(Extracted data begins)

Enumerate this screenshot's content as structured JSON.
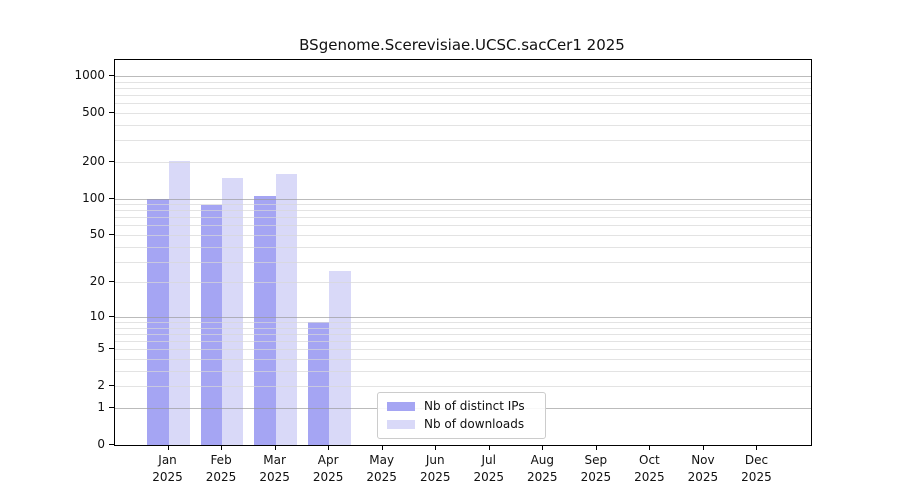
{
  "title": "BSgenome.Scerevisiae.UCSC.sacCer1 2025",
  "colors": {
    "bar_distinct_ips": "#a5a5f3",
    "bar_downloads": "#d9d9f8",
    "axis": "#000000",
    "grid_major": "#bbbbbb",
    "grid_minor": "#ededed",
    "text": "#111111"
  },
  "legend": {
    "items": [
      {
        "label": "Nb of distinct IPs",
        "color_key": "bar_distinct_ips"
      },
      {
        "label": "Nb of downloads",
        "color_key": "bar_downloads"
      }
    ]
  },
  "chart_data": {
    "type": "bar",
    "title": "BSgenome.Scerevisiae.UCSC.sacCer1 2025",
    "categories": [
      "Jan",
      "Feb",
      "Mar",
      "Apr",
      "May",
      "Jun",
      "Jul",
      "Aug",
      "Sep",
      "Oct",
      "Nov",
      "Dec"
    ],
    "year_label": "2025",
    "series": [
      {
        "name": "Nb of distinct IPs",
        "values": [
          100,
          88,
          105,
          9,
          0,
          0,
          0,
          0,
          0,
          0,
          0,
          0
        ]
      },
      {
        "name": "Nb of downloads",
        "values": [
          202,
          148,
          160,
          25,
          0,
          0,
          0,
          0,
          0,
          0,
          0,
          0
        ]
      }
    ],
    "yscale": "log1p",
    "ylim": [
      0,
      1350
    ],
    "yticks": [
      0,
      1,
      2,
      5,
      10,
      20,
      50,
      100,
      200,
      500,
      1000
    ],
    "ytick_labels": [
      "0",
      "1",
      "2",
      "5",
      "10",
      "20",
      "50",
      "100",
      "200",
      "500",
      "1000"
    ],
    "grid": "on",
    "legend_position": "bottom-center-inside",
    "xlabel": "",
    "ylabel": ""
  }
}
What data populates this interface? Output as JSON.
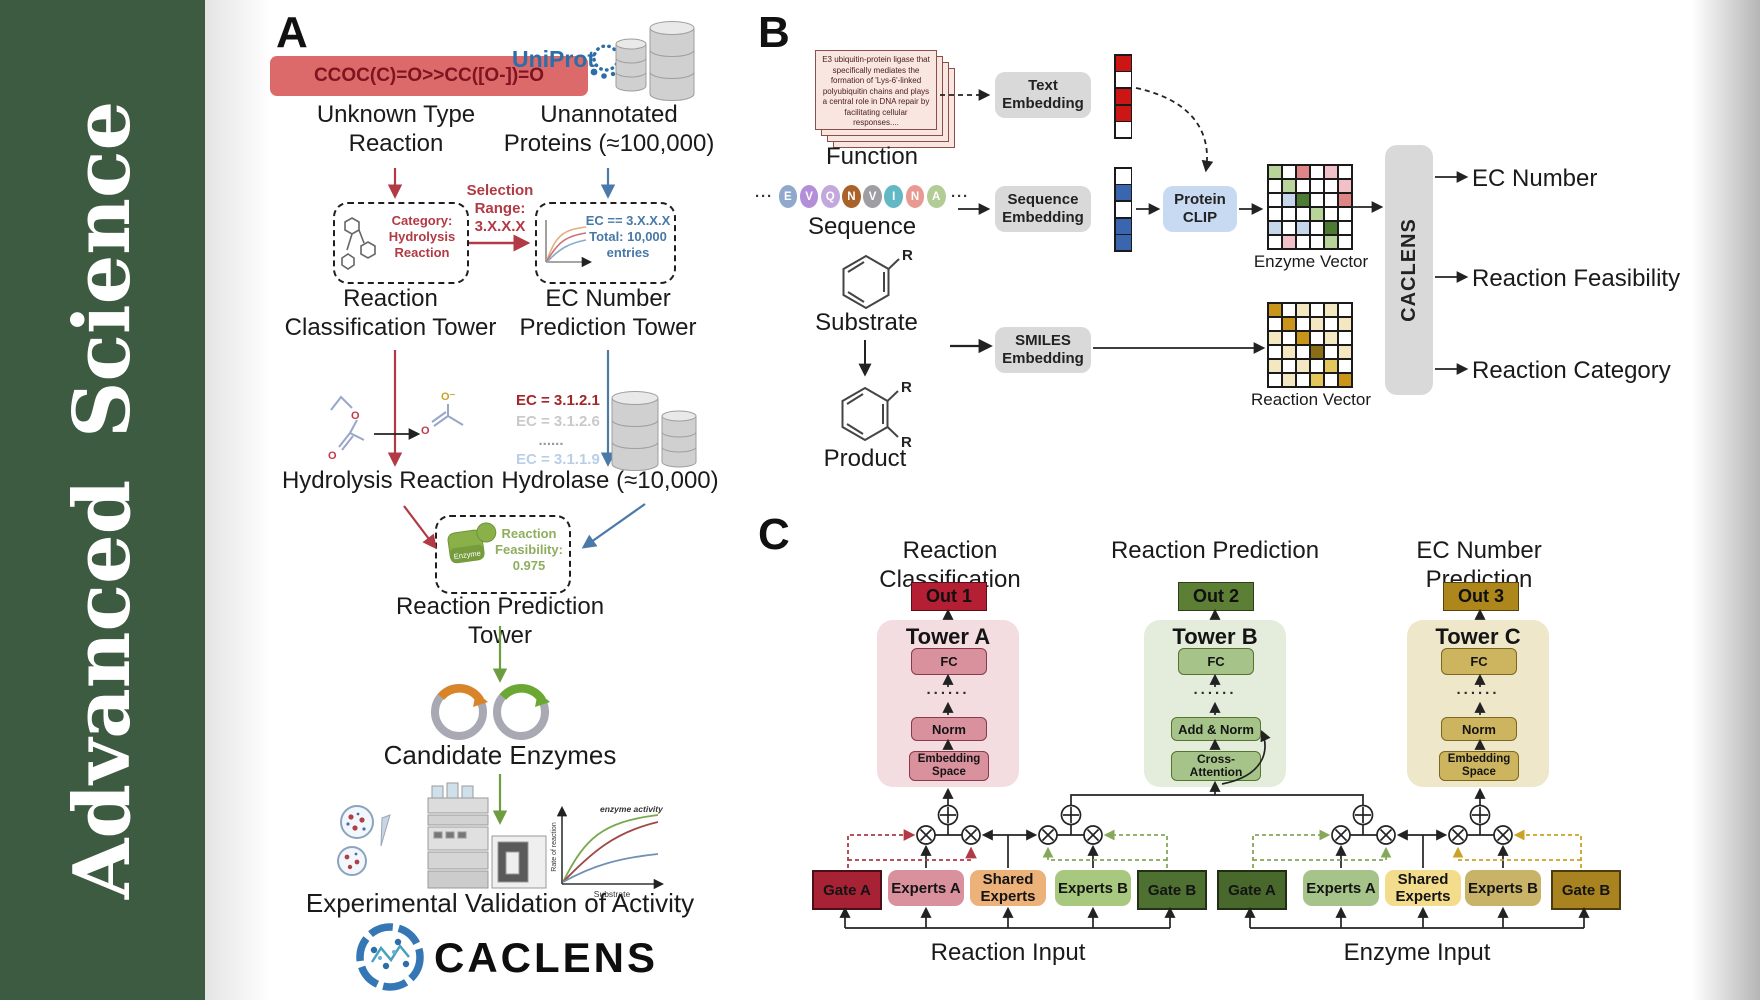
{
  "sidebar": {
    "word1": "Advanced",
    "word2": "Science",
    "bg": "#3d5b41"
  },
  "panelA": {
    "label": "A",
    "smiles_box": "CCOC(C)=O>>CC([O-])=O",
    "unknown_reaction": "Unknown Type\nReaction",
    "uniprot": "UniProt",
    "unannotated": "Unannotated\nProteins (≈100,000)",
    "selection": "Selection\nRange:\n3.X.X.X",
    "category_box": "Category:\nHydrolysis\nReaction",
    "ec_box": "EC == 3.X.X.X\nTotal: 10,000\nentries",
    "classification_tower": "Reaction\nClassification Tower",
    "ec_prediction_tower": "EC Number\nPrediction Tower",
    "hydrolysis": "Hydrolysis Reaction",
    "ec_list": [
      {
        "text": "EC = 3.1.2.1",
        "color": "#a3262a"
      },
      {
        "text": "EC = 3.1.2.6",
        "color": "#c9c9c9"
      },
      {
        "text": "......",
        "color": "#9a9a9a"
      },
      {
        "text": "EC = 3.1.1.9",
        "color": "#b9cfe6"
      }
    ],
    "hydrolase": "Hydrolase (≈10,000)",
    "enzyme_label": "Enzyme",
    "feasibility": "Reaction\nFeasibility:\n0.975",
    "reaction_prediction_tower": "Reaction Prediction Tower",
    "candidate_enzymes": "Candidate Enzymes",
    "plot": {
      "legend": "enzyme activity",
      "ylabel": "Rate of reaction",
      "xlabel": "Substrate"
    },
    "validation": "Experimental Validation of Activity",
    "logo": "CACLENS",
    "atoms": {
      "o": "O",
      "o_minus": "O⁻"
    }
  },
  "panelB": {
    "label": "B",
    "function_card": "E3 ubiquitin-protein ligase that specifically mediates the formation of 'Lys-6'-linked polyubiquitin chains and plays a central role in DNA repair by facilitating cellular responses....",
    "function_label": "Function",
    "ellipsis": "···",
    "residues": [
      {
        "letter": "E",
        "color": "#8fa8cc"
      },
      {
        "letter": "V",
        "color": "#b48fd9"
      },
      {
        "letter": "Q",
        "color": "#c2a8dd"
      },
      {
        "letter": "N",
        "color": "#a8622a"
      },
      {
        "letter": "V",
        "color": "#9e9ea4"
      },
      {
        "letter": "I",
        "color": "#62b8c4"
      },
      {
        "letter": "N",
        "color": "#e89a92"
      },
      {
        "letter": "A",
        "color": "#b2cc96"
      }
    ],
    "sequence_label": "Sequence",
    "substrate_label": "Substrate",
    "product_label": "Product",
    "r_label": "R",
    "text_embedding": "Text\nEmbedding",
    "sequence_embedding": "Sequence\nEmbedding",
    "smiles_embedding": "SMILES\nEmbedding",
    "protein_clip": "Protein\nCLIP",
    "text_vector": [
      "#cc1616",
      "#ffffff",
      "#cc1616",
      "#cc1616",
      "#ffffff"
    ],
    "sequence_vector": [
      "#ffffff",
      "#3a66b0",
      "#ffffff",
      "#3a66b0",
      "#3a66b0"
    ],
    "enzyme_vector_label": "Enzyme Vector",
    "reaction_vector_label": "Reaction Vector",
    "enzyme_grid": [
      "#b9d49b",
      "#ffffff",
      "#e08585",
      "#ffffff",
      "#f2c0c8",
      "#ffffff",
      "#ffffff",
      "#b9d49b",
      "#ffffff",
      "#ffffff",
      "#ffffff",
      "#f2c0c8",
      "#ffffff",
      "#c6d7ec",
      "#4e7b33",
      "#ffffff",
      "#ffffff",
      "#e08585",
      "#ffffff",
      "#ffffff",
      "#ffffff",
      "#b9d49b",
      "#ffffff",
      "#ffffff",
      "#c6d7ec",
      "#ffffff",
      "#c6d7ec",
      "#ffffff",
      "#4e7b33",
      "#ffffff",
      "#ffffff",
      "#f2c0c8",
      "#ffffff",
      "#ffffff",
      "#b9d49b",
      "#ffffff"
    ],
    "reaction_grid": [
      "#c8941a",
      "#ffffff",
      "#f3e8c2",
      "#ffffff",
      "#f3e8c2",
      "#ffffff",
      "#ffffff",
      "#c8941a",
      "#ffffff",
      "#f3e8c2",
      "#ffffff",
      "#f3e8c2",
      "#f3e8c2",
      "#ffffff",
      "#c8941a",
      "#ffffff",
      "#f3e8c2",
      "#ffffff",
      "#ffffff",
      "#f3e8c2",
      "#ffffff",
      "#8a6d14",
      "#ffffff",
      "#f3e8c2",
      "#f3e8c2",
      "#ffffff",
      "#f3e8c2",
      "#ffffff",
      "#e3c75c",
      "#ffffff",
      "#ffffff",
      "#f3e8c2",
      "#ffffff",
      "#e3c75c",
      "#ffffff",
      "#c8941a"
    ],
    "caclens": "CACLENS",
    "outputs": [
      "EC Number",
      "Reaction Feasibility",
      "Reaction Category"
    ]
  },
  "panelC": {
    "label": "C",
    "headers": [
      "Reaction Classification",
      "Reaction Prediction",
      "EC Number Prediction"
    ],
    "outs": [
      {
        "text": "Out 1",
        "bg": "#b51f33"
      },
      {
        "text": "Out 2",
        "bg": "#5c7e35"
      },
      {
        "text": "Out 3",
        "bg": "#ad861c"
      }
    ],
    "towerA": {
      "title": "Tower A",
      "fc": "FC",
      "dots": "......",
      "norm": "Norm",
      "emb": "Embedding\nSpace",
      "container": "#f3dde1",
      "inner": "#d9919e"
    },
    "towerB": {
      "title": "Tower B",
      "fc": "FC",
      "dots": "......",
      "norm": "Add & Norm",
      "emb": "Cross-\nAttention",
      "container": "#e4ecdc",
      "inner": "#a6c489"
    },
    "towerC": {
      "title": "Tower C",
      "fc": "FC",
      "dots": "......",
      "norm": "Norm",
      "emb": "Embedding\nSpace",
      "container": "#efe7ca",
      "inner": "#cdb45e"
    },
    "moe_left": {
      "gate_a": {
        "text": "Gate A",
        "bg": "#a62234"
      },
      "experts_a": {
        "text": "Experts A",
        "bg": "#d9919e"
      },
      "shared": {
        "text": "Shared\nExperts",
        "bg": "#ecb279"
      },
      "experts_b": {
        "text": "Experts B",
        "bg": "#a9c87f"
      },
      "gate_b": {
        "text": "Gate B",
        "bg": "#4e7031"
      },
      "input": "Reaction Input"
    },
    "moe_right": {
      "gate_a": {
        "text": "Gate A",
        "bg": "#48682c"
      },
      "experts_a": {
        "text": "Experts A",
        "bg": "#a6c489"
      },
      "shared": {
        "text": "Shared\nExperts",
        "bg": "#f3dd8d"
      },
      "experts_b": {
        "text": "Experts B",
        "bg": "#c9b369"
      },
      "gate_b": {
        "text": "Gate B",
        "bg": "#a8831f"
      },
      "input": "Enzyme Input"
    }
  }
}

(Extracted data ends)

• What to work on:
All lines of the data that hold "BSgenome" need to be copied.

• Expected answer:
  "title": "BSgenome.Scerevisiae.UCSC.sacCer1 2025",
    "title": "BSgenome.Scerevisiae.UCSC.sacCer1 2025",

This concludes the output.